# DATASET CONTENT
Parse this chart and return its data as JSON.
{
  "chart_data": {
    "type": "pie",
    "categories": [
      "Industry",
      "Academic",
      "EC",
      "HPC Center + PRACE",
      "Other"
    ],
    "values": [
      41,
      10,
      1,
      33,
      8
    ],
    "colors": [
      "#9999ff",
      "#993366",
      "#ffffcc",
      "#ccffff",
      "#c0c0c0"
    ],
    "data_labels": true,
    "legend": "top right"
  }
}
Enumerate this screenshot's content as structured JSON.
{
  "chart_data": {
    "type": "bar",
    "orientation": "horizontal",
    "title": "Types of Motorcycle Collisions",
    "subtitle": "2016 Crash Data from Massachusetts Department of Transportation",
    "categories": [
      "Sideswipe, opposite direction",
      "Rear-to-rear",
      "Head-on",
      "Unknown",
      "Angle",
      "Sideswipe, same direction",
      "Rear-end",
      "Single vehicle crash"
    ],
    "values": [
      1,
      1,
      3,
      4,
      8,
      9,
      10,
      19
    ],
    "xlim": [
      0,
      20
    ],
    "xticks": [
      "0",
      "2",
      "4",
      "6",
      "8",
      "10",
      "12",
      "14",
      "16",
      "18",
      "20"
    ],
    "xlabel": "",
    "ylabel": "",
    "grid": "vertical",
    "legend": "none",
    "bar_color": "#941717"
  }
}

...

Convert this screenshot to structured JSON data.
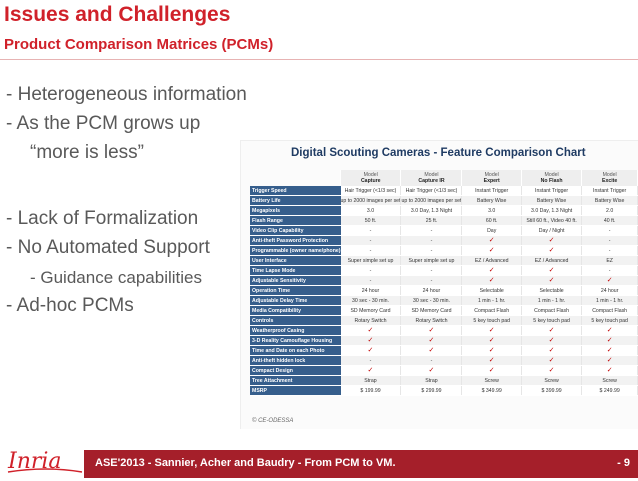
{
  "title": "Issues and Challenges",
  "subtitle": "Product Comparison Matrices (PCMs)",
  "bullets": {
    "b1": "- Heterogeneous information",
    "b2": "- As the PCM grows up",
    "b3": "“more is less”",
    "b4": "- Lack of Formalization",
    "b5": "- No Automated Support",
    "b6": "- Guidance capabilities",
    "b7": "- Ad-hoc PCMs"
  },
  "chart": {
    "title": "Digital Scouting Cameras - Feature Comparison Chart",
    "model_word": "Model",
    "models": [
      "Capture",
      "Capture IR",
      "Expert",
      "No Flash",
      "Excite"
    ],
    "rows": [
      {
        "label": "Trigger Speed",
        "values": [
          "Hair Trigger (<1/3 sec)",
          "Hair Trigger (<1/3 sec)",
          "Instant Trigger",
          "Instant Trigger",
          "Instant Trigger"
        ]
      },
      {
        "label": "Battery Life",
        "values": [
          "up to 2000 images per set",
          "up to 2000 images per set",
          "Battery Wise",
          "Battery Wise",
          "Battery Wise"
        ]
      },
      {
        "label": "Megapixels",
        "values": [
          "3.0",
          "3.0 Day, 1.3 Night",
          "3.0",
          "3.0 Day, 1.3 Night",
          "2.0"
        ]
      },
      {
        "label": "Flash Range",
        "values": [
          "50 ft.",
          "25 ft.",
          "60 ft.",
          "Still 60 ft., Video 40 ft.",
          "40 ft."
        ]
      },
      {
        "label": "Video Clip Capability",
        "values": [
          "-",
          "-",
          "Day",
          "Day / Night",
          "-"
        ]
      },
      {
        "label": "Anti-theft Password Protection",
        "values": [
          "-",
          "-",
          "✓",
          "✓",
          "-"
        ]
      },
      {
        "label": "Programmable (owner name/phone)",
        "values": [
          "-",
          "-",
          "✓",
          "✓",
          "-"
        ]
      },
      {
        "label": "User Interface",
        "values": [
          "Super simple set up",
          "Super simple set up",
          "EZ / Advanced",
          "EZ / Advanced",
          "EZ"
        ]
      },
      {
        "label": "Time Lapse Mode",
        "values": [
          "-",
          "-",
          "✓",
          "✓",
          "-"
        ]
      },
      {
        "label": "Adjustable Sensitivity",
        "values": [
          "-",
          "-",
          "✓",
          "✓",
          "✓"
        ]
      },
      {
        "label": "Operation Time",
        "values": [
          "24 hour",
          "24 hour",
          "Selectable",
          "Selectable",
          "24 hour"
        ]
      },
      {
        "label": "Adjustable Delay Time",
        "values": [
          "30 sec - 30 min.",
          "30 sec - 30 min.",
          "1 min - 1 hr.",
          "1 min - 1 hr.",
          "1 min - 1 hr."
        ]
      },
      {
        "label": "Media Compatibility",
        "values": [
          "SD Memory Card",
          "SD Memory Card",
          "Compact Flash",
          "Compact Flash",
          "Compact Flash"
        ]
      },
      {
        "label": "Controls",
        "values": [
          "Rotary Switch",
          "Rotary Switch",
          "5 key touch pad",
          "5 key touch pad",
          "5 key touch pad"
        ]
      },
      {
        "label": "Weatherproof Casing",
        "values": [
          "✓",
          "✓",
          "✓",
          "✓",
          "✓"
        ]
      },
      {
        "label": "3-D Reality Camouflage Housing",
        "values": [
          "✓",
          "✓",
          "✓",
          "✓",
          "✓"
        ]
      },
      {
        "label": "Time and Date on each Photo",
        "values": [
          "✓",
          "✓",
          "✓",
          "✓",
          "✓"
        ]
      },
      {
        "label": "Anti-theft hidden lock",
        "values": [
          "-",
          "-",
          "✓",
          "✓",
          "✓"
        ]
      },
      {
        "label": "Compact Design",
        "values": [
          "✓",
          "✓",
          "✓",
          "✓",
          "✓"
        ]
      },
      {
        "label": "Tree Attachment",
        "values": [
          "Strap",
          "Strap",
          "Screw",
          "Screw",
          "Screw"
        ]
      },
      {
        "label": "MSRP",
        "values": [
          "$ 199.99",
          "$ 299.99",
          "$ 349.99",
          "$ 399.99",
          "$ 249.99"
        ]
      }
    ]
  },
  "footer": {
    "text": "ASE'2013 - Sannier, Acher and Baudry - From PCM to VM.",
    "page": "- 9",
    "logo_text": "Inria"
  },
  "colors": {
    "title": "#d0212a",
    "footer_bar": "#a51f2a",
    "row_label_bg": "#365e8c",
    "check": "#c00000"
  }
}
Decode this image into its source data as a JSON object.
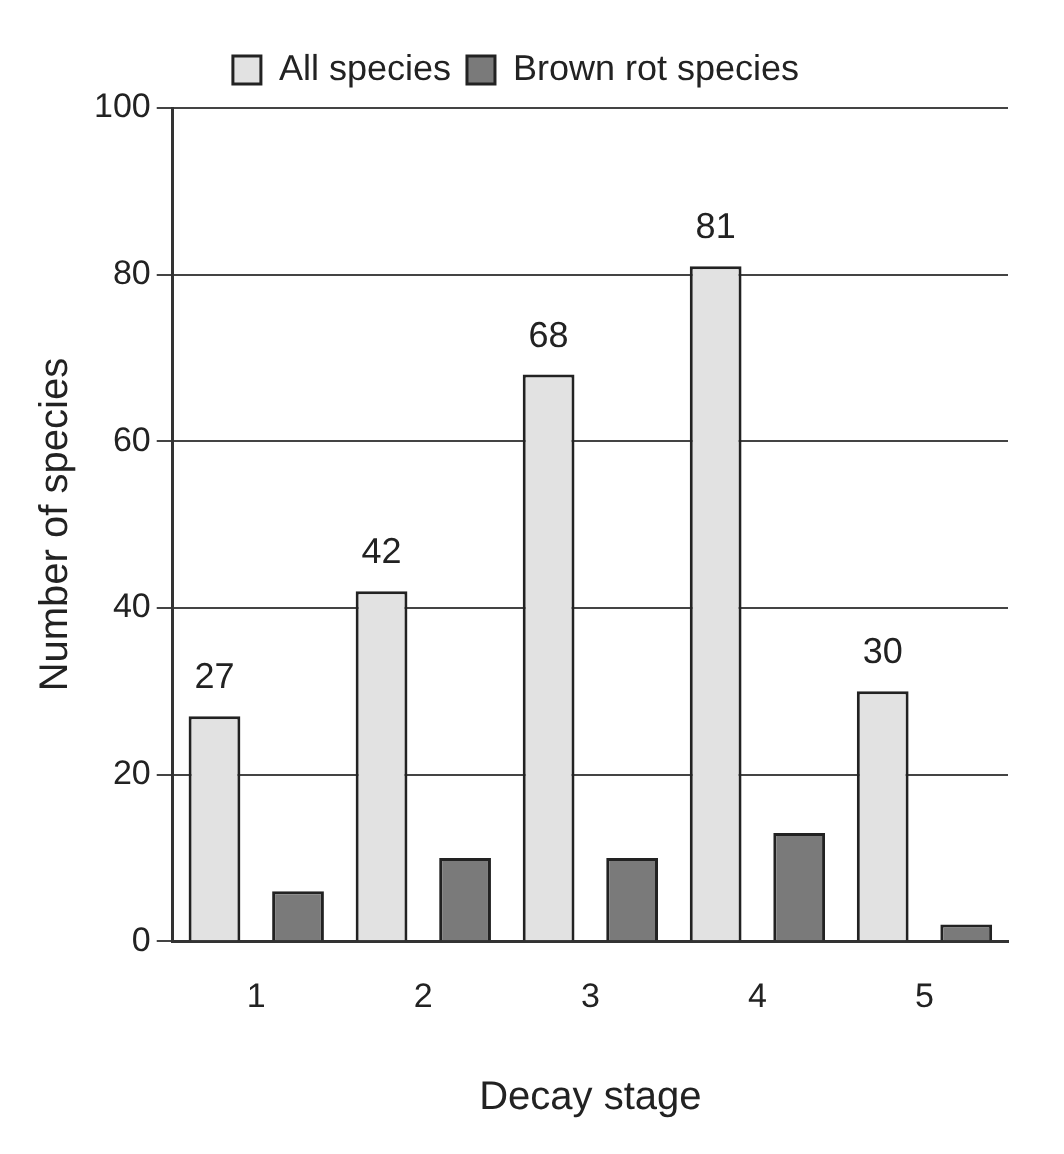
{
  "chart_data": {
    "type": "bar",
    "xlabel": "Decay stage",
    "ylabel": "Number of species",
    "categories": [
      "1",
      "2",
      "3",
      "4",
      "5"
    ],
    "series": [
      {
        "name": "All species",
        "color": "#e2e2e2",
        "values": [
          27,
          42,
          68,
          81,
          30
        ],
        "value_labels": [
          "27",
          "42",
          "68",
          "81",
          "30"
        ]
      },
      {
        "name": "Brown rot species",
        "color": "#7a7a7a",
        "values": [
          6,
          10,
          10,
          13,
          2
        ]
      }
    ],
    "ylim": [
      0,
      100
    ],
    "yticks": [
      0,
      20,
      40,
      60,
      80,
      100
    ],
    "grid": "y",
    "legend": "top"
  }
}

# AIM
Pick out and copy the lines of the entries that hold the string "screenshot".

# RESPONSE
Enumerate this screenshot's content as structured JSON.
Convert this screenshot to structured JSON data.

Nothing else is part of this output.